Given records:
⟨

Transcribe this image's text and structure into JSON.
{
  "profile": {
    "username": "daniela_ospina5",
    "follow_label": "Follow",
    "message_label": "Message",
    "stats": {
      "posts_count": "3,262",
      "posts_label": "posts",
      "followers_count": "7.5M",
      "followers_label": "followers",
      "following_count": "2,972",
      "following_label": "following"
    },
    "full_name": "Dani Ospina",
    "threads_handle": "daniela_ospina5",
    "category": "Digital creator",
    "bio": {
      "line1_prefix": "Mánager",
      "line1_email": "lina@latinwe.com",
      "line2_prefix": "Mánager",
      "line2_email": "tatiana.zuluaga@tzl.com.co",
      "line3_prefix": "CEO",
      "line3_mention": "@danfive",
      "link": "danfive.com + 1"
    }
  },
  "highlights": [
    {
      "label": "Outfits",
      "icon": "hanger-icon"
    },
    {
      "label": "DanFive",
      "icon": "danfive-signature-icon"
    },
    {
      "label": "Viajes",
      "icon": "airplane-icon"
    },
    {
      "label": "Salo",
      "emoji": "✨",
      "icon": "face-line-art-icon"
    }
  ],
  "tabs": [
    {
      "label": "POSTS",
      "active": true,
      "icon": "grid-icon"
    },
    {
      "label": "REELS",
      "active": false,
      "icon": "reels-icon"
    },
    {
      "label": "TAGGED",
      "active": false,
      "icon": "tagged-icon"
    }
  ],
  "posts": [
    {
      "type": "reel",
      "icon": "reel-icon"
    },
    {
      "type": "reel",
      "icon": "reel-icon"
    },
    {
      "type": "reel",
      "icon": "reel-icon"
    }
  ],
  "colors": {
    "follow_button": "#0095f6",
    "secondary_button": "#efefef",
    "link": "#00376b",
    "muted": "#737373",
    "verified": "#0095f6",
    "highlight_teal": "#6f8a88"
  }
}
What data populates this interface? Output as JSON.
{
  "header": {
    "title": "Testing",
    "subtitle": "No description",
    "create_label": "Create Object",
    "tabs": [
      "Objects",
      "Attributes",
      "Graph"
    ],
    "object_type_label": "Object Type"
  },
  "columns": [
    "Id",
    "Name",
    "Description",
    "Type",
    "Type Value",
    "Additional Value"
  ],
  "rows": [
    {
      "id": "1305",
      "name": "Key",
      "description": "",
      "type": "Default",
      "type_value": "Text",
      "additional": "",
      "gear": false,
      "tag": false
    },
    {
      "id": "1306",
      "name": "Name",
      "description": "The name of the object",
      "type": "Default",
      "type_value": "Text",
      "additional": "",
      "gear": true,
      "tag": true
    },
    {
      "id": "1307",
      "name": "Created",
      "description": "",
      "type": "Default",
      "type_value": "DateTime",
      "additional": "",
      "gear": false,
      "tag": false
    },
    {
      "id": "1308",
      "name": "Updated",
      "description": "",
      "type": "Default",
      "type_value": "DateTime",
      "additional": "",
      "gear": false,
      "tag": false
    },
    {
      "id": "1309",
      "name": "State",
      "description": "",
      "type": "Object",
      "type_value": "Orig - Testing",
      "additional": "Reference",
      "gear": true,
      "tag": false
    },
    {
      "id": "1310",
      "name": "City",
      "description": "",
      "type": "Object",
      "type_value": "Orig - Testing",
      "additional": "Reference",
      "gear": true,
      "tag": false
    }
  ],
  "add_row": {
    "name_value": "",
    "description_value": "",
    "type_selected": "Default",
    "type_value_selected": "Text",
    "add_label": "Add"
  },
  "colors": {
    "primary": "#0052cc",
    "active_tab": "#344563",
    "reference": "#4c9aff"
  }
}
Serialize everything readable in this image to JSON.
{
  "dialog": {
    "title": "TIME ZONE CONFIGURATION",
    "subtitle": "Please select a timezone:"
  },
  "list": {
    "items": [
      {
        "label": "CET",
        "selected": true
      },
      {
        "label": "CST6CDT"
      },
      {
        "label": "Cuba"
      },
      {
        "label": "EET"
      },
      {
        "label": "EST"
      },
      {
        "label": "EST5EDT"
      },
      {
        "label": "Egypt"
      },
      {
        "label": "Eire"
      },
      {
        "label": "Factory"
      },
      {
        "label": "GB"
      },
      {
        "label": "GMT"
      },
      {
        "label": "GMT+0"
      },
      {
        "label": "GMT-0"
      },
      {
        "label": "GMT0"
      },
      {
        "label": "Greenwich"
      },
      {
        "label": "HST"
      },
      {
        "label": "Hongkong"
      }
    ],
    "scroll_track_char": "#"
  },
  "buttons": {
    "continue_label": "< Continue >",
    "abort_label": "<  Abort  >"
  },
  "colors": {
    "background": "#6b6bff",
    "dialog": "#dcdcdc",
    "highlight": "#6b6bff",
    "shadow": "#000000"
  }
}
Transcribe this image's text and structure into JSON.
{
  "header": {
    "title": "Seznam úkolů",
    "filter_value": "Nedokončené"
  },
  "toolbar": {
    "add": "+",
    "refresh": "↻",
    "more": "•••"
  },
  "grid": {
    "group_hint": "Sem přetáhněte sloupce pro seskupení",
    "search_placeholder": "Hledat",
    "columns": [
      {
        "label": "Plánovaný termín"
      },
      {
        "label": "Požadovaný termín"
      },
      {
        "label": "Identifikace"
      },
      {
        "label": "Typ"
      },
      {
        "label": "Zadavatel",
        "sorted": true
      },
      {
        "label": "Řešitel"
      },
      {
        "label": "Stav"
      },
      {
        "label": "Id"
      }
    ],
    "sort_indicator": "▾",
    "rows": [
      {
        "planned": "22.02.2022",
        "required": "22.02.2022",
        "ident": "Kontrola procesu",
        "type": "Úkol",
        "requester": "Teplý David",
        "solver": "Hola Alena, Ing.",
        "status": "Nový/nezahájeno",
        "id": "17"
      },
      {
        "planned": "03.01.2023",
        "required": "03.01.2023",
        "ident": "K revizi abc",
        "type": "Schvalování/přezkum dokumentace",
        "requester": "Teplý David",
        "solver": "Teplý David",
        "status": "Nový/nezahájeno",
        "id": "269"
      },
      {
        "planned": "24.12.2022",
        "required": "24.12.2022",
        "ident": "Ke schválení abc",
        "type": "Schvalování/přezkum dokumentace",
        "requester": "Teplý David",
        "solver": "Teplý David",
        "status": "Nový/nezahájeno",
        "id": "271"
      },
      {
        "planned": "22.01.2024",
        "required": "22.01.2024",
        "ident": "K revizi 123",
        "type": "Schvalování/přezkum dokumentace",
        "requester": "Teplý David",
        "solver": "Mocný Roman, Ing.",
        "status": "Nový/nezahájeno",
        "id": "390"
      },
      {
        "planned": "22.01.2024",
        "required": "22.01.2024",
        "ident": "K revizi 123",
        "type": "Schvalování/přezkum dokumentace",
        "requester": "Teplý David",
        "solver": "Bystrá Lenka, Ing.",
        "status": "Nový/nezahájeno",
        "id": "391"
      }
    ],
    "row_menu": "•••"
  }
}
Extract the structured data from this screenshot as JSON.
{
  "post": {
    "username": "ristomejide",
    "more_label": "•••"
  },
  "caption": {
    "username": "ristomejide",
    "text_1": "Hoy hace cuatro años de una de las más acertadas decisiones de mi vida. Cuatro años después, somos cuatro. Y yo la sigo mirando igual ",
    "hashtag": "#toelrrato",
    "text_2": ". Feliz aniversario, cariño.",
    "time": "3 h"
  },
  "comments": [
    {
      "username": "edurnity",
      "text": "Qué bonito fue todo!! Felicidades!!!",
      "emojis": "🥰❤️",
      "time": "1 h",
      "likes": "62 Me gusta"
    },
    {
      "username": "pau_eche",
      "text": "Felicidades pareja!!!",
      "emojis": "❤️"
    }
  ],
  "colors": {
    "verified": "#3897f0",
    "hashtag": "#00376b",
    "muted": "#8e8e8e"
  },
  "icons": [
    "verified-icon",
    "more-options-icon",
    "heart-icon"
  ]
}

⟩

Given task: Write out the entries above once more, without altering anything.

Written response:
Transcribe this image's text and structure into JSON.
{
  "profile": {
    "username": "daniela_ospina5",
    "follow_label": "Follow",
    "message_label": "Message",
    "stats": {
      "posts_count": "3,262",
      "posts_label": "posts",
      "followers_count": "7.5M",
      "followers_label": "followers",
      "following_count": "2,972",
      "following_label": "following"
    },
    "full_name": "Dani Ospina",
    "threads_handle": "daniela_ospina5",
    "category": "Digital creator",
    "bio": {
      "line1_prefix": "Mánager",
      "line1_email": "lina@latinwe.com",
      "line2_prefix": "Mánager",
      "line2_email": "tatiana.zuluaga@tzl.com.co",
      "line3_prefix": "CEO",
      "line3_mention": "@danfive",
      "link": "danfive.com + 1"
    }
  },
  "highlights": [
    {
      "label": "Outfits",
      "icon": "hanger-icon"
    },
    {
      "label": "DanFive",
      "icon": "danfive-signature-icon"
    },
    {
      "label": "Viajes",
      "icon": "airplane-icon"
    },
    {
      "label": "Salo",
      "emoji": "✨",
      "icon": "face-line-art-icon"
    }
  ],
  "tabs": [
    {
      "label": "POSTS",
      "active": true,
      "icon": "grid-icon"
    },
    {
      "label": "REELS",
      "active": false,
      "icon": "reels-icon"
    },
    {
      "label": "TAGGED",
      "active": false,
      "icon": "tagged-icon"
    }
  ],
  "posts": [
    {
      "type": "reel",
      "icon": "reel-icon"
    },
    {
      "type": "reel",
      "icon": "reel-icon"
    },
    {
      "type": "reel",
      "icon": "reel-icon"
    }
  ],
  "colors": {
    "follow_button": "#0095f6",
    "secondary_button": "#efefef",
    "link": "#00376b",
    "muted": "#737373",
    "verified": "#0095f6",
    "highlight_teal": "#6f8a88"
  }
}
What data populates this interface? Output as JSON.
{
  "header": {
    "title": "Testing",
    "subtitle": "No description",
    "create_label": "Create Object",
    "tabs": [
      "Objects",
      "Attributes",
      "Graph"
    ],
    "object_type_label": "Object Type"
  },
  "columns": [
    "Id",
    "Name",
    "Description",
    "Type",
    "Type Value",
    "Additional Value"
  ],
  "rows": [
    {
      "id": "1305",
      "name": "Key",
      "description": "",
      "type": "Default",
      "type_value": "Text",
      "additional": "",
      "gear": false,
      "tag": false
    },
    {
      "id": "1306",
      "name": "Name",
      "description": "The name of the object",
      "type": "Default",
      "type_value": "Text",
      "additional": "",
      "gear": true,
      "tag": true
    },
    {
      "id": "1307",
      "name": "Created",
      "description": "",
      "type": "Default",
      "type_value": "DateTime",
      "additional": "",
      "gear": false,
      "tag": false
    },
    {
      "id": "1308",
      "name": "Updated",
      "description": "",
      "type": "Default",
      "type_value": "DateTime",
      "additional": "",
      "gear": false,
      "tag": false
    },
    {
      "id": "1309",
      "name": "State",
      "description": "",
      "type": "Object",
      "type_value": "Orig - Testing",
      "additional": "Reference",
      "gear": true,
      "tag": false
    },
    {
      "id": "1310",
      "name": "City",
      "description": "",
      "type": "Object",
      "type_value": "Orig - Testing",
      "additional": "Reference",
      "gear": true,
      "tag": false
    }
  ],
  "add_row": {
    "name_value": "",
    "description_value": "",
    "type_selected": "Default",
    "type_value_selected": "Text",
    "add_label": "Add"
  },
  "colors": {
    "primary": "#0052cc",
    "active_tab": "#344563",
    "reference": "#4c9aff"
  }
}
Serialize everything readable in this image to JSON.
{
  "dialog": {
    "title": "TIME ZONE CONFIGURATION",
    "subtitle": "Please select a timezone:"
  },
  "list": {
    "items": [
      {
        "label": "CET",
        "selected": true
      },
      {
        "label": "CST6CDT"
      },
      {
        "label": "Cuba"
      },
      {
        "label": "EET"
      },
      {
        "label": "EST"
      },
      {
        "label": "EST5EDT"
      },
      {
        "label": "Egypt"
      },
      {
        "label": "Eire"
      },
      {
        "label": "Factory"
      },
      {
        "label": "GB"
      },
      {
        "label": "GMT"
      },
      {
        "label": "GMT+0"
      },
      {
        "label": "GMT-0"
      },
      {
        "label": "GMT0"
      },
      {
        "label": "Greenwich"
      },
      {
        "label": "HST"
      },
      {
        "label": "Hongkong"
      }
    ],
    "scroll_track_char": "#"
  },
  "buttons": {
    "continue_label": "< Continue >",
    "abort_label": "<  Abort  >"
  },
  "colors": {
    "background": "#6b6bff",
    "dialog": "#dcdcdc",
    "highlight": "#6b6bff",
    "shadow": "#000000"
  }
}
Transcribe this image's text and structure into JSON.
{
  "header": {
    "title": "Seznam úkolů",
    "filter_value": "Nedokončené"
  },
  "toolbar": {
    "add": "+",
    "refresh": "↻",
    "more": "•••"
  },
  "grid": {
    "group_hint": "Sem přetáhněte sloupce pro seskupení",
    "search_placeholder": "Hledat",
    "columns": [
      {
        "label": "Plánovaný termín"
      },
      {
        "label": "Požadovaný termín"
      },
      {
        "label": "Identifikace"
      },
      {
        "label": "Typ"
      },
      {
        "label": "Zadavatel",
        "sorted": true
      },
      {
        "label": "Řešitel"
      },
      {
        "label": "Stav"
      },
      {
        "label": "Id"
      }
    ],
    "sort_indicator": "▾",
    "rows": [
      {
        "planned": "22.02.2022",
        "required": "22.02.2022",
        "ident": "Kontrola procesu",
        "type": "Úkol",
        "requester": "Teplý David",
        "solver": "Hola Alena, Ing.",
        "status": "Nový/nezahájeno",
        "id": "17"
      },
      {
        "planned": "03.01.2023",
        "required": "03.01.2023",
        "ident": "K revizi abc",
        "type": "Schvalování/přezkum dokumentace",
        "requester": "Teplý David",
        "solver": "Teplý David",
        "status": "Nový/nezahájeno",
        "id": "269"
      },
      {
        "planned": "24.12.2022",
        "required": "24.12.2022",
        "ident": "Ke schválení abc",
        "type": "Schvalování/přezkum dokumentace",
        "requester": "Teplý David",
        "solver": "Teplý David",
        "status": "Nový/nezahájeno",
        "id": "271"
      },
      {
        "planned": "22.01.2024",
        "required": "22.01.2024",
        "ident": "K revizi 123",
        "type": "Schvalování/přezkum dokumentace",
        "requester": "Teplý David",
        "solver": "Mocný Roman, Ing.",
        "status": "Nový/nezahájeno",
        "id": "390"
      },
      {
        "planned": "22.01.2024",
        "required": "22.01.2024",
        "ident": "K revizi 123",
        "type": "Schvalování/přezkum dokumentace",
        "requester": "Teplý David",
        "solver": "Bystrá Lenka, Ing.",
        "status": "Nový/nezahájeno",
        "id": "391"
      }
    ],
    "row_menu": "•••"
  }
}
Extract the structured data from this screenshot as JSON.
{
  "post": {
    "username": "ristomejide",
    "more_label": "•••"
  },
  "caption": {
    "username": "ristomejide",
    "text_1": "Hoy hace cuatro años de una de las más acertadas decisiones de mi vida. Cuatro años después, somos cuatro. Y yo la sigo mirando igual ",
    "hashtag": "#toelrrato",
    "text_2": ". Feliz aniversario, cariño.",
    "time": "3 h"
  },
  "comments": [
    {
      "username": "edurnity",
      "text": "Qué bonito fue todo!! Felicidades!!!",
      "emojis": "🥰❤️",
      "time": "1 h",
      "likes": "62 Me gusta"
    },
    {
      "username": "pau_eche",
      "text": "Felicidades pareja!!!",
      "emojis": "❤️"
    }
  ],
  "colors": {
    "verified": "#3897f0",
    "hashtag": "#00376b",
    "muted": "#8e8e8e"
  },
  "icons": [
    "verified-icon",
    "more-options-icon",
    "heart-icon"
  ]
}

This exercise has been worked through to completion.